Exercise brief.
Look through the lines below; wherever the word "panel" appears, copy that line.

___ Provided material ___

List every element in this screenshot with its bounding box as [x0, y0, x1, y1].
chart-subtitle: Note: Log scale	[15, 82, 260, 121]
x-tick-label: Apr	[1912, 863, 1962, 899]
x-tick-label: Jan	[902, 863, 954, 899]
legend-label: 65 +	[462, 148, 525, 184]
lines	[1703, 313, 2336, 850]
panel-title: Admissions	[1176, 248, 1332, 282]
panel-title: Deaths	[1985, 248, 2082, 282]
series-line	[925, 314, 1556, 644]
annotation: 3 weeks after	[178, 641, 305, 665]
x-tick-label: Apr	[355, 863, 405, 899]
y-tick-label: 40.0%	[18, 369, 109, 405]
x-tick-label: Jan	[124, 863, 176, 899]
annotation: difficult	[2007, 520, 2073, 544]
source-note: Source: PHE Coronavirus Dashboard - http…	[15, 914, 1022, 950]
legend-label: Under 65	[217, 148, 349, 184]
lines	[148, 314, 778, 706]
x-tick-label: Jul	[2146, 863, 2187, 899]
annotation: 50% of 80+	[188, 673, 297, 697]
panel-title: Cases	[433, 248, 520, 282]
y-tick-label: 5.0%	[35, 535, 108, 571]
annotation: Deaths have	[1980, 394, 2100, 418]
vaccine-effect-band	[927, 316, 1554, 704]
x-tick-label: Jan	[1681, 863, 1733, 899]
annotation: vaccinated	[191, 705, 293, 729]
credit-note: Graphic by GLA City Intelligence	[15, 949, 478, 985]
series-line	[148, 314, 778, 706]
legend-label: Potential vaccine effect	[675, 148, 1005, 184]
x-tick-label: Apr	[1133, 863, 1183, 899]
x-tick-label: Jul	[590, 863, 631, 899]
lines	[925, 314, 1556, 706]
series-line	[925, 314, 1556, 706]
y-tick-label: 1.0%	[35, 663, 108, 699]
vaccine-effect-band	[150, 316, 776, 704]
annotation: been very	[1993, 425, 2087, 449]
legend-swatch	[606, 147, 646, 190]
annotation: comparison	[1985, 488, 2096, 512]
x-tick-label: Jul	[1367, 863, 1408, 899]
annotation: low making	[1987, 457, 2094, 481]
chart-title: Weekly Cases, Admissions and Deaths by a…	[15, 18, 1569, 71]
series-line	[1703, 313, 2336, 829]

___
___ Provided material ___

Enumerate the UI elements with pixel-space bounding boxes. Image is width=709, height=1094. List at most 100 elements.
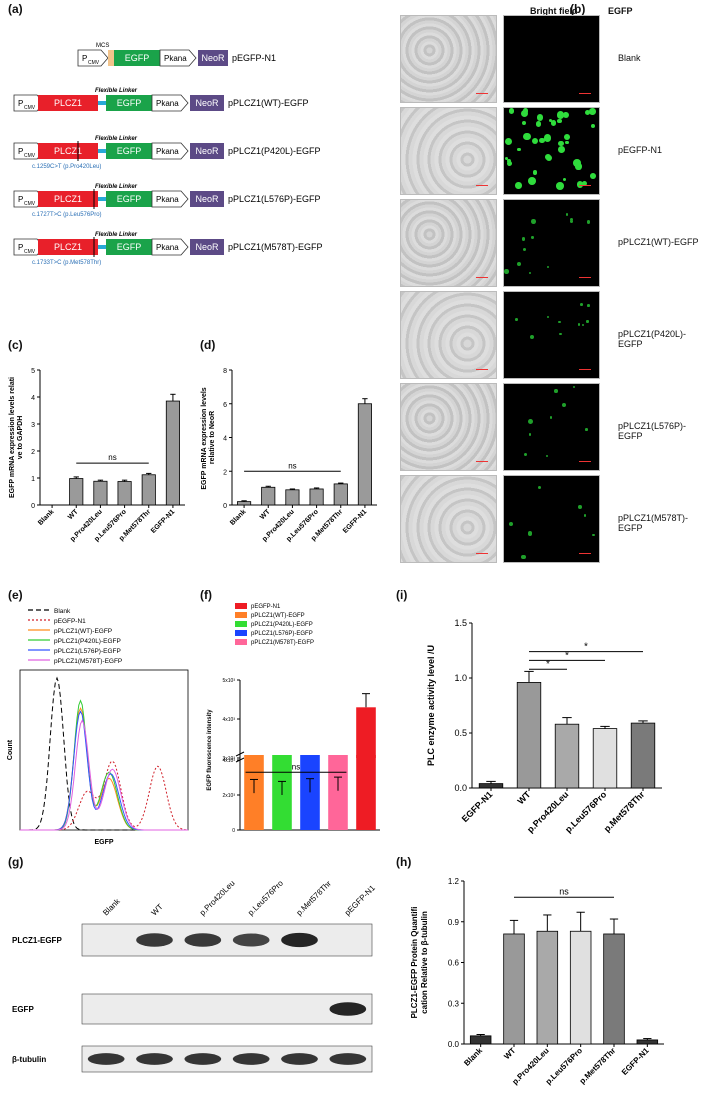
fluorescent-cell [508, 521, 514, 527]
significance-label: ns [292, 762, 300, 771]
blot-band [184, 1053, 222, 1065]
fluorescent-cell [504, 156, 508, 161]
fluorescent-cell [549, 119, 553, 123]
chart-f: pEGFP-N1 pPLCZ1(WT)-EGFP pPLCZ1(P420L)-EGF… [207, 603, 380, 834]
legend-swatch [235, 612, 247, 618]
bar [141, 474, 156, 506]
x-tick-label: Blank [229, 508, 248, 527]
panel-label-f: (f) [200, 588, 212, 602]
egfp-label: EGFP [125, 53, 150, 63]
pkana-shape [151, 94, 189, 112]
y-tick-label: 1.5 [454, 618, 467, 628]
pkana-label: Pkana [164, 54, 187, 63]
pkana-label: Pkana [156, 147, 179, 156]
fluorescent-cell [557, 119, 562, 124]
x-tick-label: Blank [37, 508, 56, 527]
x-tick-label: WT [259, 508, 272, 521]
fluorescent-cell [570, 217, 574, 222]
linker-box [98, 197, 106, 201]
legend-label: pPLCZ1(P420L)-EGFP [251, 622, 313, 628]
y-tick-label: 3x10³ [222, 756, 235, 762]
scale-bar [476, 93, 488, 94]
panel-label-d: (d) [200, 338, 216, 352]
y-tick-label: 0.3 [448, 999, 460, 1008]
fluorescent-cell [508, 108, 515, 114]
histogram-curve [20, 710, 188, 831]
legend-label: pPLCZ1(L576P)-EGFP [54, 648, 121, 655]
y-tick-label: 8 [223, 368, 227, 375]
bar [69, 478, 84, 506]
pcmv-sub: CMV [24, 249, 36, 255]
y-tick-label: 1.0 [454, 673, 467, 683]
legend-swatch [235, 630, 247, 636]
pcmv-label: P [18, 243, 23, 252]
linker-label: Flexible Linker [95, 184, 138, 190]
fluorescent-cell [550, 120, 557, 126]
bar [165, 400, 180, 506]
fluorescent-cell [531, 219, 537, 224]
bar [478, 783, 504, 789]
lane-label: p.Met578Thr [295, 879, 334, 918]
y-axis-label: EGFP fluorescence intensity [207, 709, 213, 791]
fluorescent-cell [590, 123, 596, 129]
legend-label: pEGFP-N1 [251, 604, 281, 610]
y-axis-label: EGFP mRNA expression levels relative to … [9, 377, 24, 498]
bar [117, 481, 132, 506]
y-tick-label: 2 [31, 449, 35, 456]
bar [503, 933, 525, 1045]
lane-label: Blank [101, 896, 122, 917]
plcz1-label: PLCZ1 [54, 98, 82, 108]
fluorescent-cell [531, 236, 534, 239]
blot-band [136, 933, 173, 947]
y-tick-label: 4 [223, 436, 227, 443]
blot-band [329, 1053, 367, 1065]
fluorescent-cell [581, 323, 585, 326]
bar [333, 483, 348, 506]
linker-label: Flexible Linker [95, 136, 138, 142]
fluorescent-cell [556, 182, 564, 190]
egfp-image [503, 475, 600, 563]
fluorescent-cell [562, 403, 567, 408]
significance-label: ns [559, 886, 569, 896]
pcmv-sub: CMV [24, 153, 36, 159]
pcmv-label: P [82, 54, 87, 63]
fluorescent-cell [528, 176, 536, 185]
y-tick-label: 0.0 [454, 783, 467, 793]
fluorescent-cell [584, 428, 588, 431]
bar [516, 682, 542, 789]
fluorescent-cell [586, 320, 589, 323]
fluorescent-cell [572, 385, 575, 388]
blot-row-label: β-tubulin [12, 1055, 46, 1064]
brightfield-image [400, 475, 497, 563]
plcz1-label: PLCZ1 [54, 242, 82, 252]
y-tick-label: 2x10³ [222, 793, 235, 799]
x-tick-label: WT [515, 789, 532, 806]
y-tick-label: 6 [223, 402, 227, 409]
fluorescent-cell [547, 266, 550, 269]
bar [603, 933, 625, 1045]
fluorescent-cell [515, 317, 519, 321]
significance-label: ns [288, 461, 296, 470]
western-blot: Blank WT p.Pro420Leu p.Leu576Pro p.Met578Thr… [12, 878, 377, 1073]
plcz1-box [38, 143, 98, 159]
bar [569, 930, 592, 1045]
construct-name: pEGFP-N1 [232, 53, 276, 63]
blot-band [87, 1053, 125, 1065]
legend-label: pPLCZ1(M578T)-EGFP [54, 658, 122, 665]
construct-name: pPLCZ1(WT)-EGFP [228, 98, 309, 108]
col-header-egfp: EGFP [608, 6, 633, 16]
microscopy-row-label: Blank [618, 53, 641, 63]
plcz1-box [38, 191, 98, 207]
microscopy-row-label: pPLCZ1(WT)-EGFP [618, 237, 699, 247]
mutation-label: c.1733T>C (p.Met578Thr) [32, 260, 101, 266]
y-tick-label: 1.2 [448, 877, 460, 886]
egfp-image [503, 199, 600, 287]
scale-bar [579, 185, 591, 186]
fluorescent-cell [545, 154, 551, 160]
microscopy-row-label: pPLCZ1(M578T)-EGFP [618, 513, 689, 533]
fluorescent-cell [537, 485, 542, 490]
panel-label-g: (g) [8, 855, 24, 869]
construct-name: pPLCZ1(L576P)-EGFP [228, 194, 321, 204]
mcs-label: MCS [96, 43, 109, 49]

___

Written response.
panel-title: Admissions	[1176, 248, 1332, 282]
panel-title: Deaths	[1985, 248, 2082, 282]
panel-title: Cases	[433, 248, 520, 282]
panel-label-f: (f) [200, 588, 212, 602]
panel-label-d: (d) [200, 338, 216, 352]
panel-label-g: (g) [8, 855, 24, 869]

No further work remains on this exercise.